* WHAT NEEDS TO BE DONE
Count how many lines in the material below hold the word "this"; the reply is that number alone.

* DATA ROWS
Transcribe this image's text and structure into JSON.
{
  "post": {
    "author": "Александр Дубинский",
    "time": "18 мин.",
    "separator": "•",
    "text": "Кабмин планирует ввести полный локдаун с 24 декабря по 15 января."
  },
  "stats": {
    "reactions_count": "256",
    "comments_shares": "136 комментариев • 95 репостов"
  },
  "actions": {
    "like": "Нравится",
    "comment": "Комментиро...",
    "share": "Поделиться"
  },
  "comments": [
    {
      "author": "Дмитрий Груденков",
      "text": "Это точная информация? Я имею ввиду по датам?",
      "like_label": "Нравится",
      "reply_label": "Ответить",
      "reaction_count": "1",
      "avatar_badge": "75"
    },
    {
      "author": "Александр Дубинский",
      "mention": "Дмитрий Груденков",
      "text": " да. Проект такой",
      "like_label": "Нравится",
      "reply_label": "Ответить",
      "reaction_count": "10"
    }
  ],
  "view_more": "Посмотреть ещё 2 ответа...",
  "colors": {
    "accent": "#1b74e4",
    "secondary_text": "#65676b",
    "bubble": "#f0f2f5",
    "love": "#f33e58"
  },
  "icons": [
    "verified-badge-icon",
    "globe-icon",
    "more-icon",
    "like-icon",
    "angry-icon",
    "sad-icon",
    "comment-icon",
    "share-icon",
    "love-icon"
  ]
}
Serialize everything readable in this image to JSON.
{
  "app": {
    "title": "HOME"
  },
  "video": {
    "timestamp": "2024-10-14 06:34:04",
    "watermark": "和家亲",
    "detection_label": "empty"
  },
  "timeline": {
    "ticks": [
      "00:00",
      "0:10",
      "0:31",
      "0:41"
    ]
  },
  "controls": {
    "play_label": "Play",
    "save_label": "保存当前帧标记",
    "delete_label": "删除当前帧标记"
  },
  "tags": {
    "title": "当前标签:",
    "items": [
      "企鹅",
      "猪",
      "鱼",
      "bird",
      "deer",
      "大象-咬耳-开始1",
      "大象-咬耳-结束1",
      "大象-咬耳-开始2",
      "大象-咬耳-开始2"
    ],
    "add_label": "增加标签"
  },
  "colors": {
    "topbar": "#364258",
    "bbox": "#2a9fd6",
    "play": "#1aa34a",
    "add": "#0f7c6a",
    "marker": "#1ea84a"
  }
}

* TASK RESPONSE
2